▶ [Set problem]:
Where does the string "subtitle" appear? Copy every line of the entries below that holds it.
#### Extracted data
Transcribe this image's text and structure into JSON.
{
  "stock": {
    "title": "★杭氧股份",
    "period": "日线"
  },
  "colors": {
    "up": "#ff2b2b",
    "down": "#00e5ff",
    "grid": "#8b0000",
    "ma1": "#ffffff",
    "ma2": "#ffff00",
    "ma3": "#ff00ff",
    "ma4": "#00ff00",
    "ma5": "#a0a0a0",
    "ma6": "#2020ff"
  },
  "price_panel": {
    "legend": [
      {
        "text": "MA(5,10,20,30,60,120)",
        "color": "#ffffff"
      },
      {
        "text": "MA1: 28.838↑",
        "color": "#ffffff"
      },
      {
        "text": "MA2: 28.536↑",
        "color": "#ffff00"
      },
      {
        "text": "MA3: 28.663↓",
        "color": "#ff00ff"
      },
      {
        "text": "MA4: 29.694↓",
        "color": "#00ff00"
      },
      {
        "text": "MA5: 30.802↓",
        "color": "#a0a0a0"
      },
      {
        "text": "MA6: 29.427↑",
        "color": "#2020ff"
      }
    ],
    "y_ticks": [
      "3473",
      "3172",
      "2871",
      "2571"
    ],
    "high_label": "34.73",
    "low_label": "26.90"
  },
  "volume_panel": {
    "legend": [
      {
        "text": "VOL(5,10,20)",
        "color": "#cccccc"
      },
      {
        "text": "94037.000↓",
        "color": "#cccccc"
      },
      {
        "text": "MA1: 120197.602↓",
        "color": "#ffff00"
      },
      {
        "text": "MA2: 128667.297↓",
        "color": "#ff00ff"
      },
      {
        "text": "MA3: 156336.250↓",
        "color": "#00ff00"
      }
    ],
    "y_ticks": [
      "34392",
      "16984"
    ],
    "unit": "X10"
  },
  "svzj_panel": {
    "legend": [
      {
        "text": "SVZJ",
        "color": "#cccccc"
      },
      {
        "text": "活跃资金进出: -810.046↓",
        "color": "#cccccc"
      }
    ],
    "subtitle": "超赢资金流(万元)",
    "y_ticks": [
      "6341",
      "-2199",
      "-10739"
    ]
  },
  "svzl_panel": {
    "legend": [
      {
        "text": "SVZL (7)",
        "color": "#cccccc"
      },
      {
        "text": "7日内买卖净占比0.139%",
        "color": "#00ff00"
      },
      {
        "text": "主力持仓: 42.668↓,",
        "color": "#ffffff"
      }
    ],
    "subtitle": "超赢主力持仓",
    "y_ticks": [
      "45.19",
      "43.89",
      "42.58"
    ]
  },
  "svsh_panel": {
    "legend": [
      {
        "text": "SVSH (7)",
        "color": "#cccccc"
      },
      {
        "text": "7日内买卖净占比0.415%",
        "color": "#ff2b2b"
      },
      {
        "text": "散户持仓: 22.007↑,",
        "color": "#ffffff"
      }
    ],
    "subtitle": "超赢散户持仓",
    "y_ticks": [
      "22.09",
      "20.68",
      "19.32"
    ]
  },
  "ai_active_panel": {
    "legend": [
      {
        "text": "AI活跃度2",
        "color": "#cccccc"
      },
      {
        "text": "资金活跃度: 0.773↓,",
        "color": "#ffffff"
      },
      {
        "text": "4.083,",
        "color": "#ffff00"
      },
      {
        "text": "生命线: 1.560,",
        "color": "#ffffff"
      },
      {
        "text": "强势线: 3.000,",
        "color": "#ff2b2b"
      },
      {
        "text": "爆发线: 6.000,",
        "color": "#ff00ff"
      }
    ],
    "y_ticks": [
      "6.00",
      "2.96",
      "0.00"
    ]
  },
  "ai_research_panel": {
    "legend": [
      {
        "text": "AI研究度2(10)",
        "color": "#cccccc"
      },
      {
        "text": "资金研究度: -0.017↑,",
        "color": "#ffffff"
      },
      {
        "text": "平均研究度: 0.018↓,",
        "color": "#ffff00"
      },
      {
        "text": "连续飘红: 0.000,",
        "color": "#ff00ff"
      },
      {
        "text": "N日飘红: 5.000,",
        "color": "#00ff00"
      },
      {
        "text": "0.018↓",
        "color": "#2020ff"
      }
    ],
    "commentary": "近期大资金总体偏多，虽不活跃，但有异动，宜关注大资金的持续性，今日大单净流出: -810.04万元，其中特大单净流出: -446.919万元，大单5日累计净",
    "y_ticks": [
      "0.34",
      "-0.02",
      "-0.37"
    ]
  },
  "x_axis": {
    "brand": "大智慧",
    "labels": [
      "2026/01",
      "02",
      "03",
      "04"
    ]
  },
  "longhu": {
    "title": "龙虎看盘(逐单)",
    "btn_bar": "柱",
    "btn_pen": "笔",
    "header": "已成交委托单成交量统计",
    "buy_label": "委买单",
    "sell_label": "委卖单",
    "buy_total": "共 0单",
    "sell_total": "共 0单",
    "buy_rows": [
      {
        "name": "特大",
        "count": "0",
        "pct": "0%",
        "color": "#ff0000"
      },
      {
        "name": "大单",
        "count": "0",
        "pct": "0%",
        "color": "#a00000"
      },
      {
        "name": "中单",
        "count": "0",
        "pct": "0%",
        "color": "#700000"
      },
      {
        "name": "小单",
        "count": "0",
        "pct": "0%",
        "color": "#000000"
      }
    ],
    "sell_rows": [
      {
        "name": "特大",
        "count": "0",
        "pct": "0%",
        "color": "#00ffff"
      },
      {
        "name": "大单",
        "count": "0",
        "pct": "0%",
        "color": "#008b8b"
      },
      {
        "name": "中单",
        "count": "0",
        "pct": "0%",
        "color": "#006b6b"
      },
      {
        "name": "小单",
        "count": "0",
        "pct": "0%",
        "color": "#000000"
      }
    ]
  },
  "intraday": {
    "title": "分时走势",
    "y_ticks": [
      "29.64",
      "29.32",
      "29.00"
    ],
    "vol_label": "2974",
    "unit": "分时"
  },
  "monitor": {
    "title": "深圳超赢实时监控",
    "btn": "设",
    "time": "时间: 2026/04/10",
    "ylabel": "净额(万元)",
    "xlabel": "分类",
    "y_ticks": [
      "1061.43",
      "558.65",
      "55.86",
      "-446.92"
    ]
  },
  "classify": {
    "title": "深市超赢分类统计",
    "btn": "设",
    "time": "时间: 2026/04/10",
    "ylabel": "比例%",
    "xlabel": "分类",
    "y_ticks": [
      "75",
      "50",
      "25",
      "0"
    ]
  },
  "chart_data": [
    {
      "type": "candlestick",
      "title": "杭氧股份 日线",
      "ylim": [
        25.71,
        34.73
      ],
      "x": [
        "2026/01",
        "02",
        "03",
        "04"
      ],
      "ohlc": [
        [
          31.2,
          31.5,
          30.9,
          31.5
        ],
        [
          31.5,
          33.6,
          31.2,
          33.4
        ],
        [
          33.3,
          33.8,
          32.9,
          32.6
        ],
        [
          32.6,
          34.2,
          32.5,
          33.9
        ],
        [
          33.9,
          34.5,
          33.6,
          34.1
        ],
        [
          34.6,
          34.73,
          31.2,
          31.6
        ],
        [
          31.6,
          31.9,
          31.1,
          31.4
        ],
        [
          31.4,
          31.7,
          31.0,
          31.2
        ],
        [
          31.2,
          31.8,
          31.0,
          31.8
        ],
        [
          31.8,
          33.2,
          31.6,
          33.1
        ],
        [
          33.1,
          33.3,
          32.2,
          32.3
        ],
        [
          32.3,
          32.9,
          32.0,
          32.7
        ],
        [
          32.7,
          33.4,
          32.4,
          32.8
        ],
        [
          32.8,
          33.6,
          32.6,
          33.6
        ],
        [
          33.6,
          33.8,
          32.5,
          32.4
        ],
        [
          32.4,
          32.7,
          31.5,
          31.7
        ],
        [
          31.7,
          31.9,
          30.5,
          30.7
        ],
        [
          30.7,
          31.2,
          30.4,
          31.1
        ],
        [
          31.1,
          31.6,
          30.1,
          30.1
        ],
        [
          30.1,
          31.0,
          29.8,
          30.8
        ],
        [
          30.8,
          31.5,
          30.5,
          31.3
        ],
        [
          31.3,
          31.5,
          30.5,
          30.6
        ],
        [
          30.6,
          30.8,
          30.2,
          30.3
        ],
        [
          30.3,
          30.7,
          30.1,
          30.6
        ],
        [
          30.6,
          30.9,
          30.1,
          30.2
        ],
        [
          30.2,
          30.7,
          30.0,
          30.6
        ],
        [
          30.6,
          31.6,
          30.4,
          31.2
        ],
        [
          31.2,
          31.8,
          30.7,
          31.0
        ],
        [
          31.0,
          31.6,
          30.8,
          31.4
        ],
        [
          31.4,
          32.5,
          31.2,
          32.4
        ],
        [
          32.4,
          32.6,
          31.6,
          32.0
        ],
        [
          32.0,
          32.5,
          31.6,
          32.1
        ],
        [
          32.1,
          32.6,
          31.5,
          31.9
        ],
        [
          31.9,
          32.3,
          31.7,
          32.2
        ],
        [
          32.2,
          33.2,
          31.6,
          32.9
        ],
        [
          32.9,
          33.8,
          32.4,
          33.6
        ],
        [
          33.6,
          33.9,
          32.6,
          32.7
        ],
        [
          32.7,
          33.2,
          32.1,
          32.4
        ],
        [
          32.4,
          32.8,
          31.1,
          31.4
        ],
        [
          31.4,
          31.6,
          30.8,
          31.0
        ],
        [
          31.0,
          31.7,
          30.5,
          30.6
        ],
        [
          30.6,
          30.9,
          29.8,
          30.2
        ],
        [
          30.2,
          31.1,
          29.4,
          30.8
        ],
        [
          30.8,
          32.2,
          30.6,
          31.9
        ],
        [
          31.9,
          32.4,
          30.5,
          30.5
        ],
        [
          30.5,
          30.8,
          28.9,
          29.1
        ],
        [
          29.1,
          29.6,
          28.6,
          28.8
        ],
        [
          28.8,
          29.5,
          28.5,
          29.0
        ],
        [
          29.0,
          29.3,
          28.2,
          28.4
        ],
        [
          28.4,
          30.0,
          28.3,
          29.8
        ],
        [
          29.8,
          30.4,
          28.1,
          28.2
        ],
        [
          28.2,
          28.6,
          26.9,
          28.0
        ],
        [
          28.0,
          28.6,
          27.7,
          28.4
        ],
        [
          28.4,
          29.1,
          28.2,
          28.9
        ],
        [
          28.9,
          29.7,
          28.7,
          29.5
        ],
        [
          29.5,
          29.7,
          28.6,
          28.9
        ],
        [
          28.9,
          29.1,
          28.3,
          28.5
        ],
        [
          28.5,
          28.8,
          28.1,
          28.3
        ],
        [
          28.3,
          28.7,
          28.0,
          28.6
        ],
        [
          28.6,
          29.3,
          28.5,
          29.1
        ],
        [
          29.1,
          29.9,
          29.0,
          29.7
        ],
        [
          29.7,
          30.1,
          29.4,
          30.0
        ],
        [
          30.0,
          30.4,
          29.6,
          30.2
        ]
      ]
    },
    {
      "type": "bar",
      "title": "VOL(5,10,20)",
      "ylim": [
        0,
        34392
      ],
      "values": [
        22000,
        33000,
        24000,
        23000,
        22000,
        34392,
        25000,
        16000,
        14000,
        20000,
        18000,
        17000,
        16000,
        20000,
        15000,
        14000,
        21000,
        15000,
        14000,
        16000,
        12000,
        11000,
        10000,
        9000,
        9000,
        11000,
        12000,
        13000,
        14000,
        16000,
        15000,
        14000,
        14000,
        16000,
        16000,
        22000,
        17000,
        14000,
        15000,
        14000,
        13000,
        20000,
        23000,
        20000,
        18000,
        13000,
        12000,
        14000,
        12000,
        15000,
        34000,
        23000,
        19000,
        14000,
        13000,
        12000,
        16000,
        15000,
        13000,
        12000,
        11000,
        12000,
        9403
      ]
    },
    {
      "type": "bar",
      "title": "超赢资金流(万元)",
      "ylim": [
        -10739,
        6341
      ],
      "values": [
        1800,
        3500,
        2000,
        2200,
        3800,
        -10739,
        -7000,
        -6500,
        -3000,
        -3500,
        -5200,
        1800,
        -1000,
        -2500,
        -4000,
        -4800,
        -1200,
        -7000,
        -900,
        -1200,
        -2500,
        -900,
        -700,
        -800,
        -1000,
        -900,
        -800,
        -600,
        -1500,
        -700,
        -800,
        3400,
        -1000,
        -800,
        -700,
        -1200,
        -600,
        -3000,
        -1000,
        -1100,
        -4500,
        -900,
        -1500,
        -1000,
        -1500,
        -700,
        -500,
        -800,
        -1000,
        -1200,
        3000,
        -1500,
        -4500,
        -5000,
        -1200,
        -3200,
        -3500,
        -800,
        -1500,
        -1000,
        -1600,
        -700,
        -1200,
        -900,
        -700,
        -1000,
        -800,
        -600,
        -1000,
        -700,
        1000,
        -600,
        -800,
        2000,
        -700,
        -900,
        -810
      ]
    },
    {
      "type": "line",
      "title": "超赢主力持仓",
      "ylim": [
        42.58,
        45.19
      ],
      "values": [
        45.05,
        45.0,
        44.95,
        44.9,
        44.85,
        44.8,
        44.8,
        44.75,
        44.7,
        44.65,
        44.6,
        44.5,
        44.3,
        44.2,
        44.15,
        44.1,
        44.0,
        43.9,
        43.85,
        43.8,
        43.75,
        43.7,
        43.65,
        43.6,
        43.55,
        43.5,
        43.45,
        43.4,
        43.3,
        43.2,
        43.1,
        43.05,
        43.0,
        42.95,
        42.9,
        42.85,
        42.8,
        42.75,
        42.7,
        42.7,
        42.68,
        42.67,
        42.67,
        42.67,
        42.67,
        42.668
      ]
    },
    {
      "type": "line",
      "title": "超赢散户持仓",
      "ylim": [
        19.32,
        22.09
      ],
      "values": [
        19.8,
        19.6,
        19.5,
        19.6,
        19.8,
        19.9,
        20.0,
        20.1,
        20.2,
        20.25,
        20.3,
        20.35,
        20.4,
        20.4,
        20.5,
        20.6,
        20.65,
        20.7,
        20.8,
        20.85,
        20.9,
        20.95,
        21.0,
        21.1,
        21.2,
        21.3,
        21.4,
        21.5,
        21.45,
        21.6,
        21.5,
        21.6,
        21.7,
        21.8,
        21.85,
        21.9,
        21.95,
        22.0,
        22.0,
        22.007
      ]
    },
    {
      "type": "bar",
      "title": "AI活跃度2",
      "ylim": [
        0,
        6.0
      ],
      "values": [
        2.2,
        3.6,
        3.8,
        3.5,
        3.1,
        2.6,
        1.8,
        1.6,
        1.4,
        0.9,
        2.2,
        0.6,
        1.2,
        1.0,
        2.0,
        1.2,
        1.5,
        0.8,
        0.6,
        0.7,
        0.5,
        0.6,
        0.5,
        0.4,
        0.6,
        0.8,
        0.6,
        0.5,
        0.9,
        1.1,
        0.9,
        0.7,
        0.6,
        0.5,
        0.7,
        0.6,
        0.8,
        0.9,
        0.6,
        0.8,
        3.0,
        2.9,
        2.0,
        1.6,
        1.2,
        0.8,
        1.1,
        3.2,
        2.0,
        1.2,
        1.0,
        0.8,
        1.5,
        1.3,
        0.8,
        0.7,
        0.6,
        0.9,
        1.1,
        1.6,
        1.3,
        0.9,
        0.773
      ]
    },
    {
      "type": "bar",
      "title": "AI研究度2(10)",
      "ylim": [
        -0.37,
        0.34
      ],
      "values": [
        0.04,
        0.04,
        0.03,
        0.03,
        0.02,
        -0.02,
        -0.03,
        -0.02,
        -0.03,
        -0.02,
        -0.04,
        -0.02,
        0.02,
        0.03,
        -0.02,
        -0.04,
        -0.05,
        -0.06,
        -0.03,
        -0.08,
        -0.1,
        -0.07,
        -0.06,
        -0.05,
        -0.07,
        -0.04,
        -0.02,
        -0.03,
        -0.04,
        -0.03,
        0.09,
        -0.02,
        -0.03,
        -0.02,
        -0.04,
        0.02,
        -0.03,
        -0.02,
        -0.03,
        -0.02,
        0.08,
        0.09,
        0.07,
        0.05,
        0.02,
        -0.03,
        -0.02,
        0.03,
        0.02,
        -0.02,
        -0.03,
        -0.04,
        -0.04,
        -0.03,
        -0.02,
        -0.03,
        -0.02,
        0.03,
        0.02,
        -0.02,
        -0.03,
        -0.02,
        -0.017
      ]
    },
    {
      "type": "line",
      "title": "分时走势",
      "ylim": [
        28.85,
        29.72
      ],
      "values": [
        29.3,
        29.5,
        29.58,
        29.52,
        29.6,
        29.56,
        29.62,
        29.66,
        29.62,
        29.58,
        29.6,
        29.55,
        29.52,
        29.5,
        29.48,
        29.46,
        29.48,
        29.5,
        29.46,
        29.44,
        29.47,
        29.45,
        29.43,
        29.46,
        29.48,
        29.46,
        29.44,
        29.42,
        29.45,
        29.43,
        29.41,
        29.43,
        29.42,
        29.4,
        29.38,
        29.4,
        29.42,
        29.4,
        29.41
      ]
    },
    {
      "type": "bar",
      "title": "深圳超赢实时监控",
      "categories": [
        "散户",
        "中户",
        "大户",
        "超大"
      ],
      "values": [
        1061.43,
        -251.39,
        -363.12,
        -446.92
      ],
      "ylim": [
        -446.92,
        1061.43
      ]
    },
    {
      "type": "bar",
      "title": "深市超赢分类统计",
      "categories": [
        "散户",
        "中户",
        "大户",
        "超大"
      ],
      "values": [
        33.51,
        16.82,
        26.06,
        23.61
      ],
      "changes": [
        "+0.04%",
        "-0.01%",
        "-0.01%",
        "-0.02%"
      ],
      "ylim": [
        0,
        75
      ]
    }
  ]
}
########
▶ [Exercise answer]:
    "subtitle": "超赢资金流(万元)",
    "subtitle": "超赢主力持仓",
    "subtitle": "超赢散户持仓",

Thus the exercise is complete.